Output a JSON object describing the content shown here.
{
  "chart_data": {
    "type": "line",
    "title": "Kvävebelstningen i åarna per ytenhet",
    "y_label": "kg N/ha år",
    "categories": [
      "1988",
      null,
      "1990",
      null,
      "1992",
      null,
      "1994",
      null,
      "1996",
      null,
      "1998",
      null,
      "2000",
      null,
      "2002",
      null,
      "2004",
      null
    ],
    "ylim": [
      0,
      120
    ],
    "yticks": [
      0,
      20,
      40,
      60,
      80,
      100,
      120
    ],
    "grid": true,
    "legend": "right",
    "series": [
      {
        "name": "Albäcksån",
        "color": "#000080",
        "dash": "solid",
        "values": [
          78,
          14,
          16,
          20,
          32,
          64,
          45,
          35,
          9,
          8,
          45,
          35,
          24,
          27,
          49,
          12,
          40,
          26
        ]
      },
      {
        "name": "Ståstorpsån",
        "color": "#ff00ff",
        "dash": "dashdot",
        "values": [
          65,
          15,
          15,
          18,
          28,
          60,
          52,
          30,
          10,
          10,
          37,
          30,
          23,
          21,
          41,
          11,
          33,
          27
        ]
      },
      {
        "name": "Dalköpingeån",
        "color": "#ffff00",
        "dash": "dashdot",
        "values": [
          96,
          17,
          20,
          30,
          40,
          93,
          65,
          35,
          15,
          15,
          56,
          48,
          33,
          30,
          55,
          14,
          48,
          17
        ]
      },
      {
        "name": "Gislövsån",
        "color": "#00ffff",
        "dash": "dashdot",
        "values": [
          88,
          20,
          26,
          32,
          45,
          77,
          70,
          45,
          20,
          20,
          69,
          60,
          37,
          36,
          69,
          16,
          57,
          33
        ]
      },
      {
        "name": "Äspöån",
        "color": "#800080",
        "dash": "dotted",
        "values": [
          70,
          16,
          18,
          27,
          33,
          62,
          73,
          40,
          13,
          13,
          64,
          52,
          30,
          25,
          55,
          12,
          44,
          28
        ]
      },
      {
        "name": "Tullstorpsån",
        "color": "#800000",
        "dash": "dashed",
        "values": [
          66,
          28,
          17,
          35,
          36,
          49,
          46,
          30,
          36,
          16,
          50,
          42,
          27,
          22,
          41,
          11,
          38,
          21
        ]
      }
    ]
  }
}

══════════

▶ [Written problem] Pull out each line containing the word "color" and copy it.

▶ [Reply to the exercise]
        "color": "#000080",
        "color": "#ff00ff",
        "color": "#ffff00",
        "color": "#00ffff",
        "color": "#800080",
        "color": "#800000",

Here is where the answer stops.